>> START

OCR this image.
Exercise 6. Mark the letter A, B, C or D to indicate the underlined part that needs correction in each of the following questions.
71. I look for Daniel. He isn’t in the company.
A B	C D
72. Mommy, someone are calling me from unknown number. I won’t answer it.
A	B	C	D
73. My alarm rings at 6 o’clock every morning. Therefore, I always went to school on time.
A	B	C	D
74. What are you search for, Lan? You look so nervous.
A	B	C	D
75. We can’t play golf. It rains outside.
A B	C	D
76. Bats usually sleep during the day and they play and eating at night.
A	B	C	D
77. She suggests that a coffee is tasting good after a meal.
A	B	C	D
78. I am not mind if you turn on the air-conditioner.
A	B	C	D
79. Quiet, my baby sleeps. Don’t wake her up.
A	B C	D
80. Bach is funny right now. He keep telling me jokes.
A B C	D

>> END

## STATED GOAL
Copy all of the data exactly.

## RESULT OF THIS EXERCISE
OCR this image.
Exercise 6. Mark the letter A, B, C or D to indicate the underlined part that needs correction in each of the following questions.
71. I look for Daniel. He isn’t in the company.
A B	C D
72. Mommy, someone are calling me from unknown number. I won’t answer it.
A	B	C	D
73. My alarm rings at 6 o’clock every morning. Therefore, I always went to school on time.
A	B	C	D
74. What are you search for, Lan? You look so nervous.
A	B	C	D
75. We can’t play golf. It rains outside.
A B	C	D
76. Bats usually sleep during the day and they play and eating at night.
A	B	C	D
77. She suggests that a coffee is tasting good after a meal.
A	B	C	D
78. I am not mind if you turn on the air-conditioner.
A	B	C	D
79. Quiet, my baby sleeps. Don’t wake her up.
A	B C	D
80. Bach is funny right now. He keep telling me jokes.
A B C	D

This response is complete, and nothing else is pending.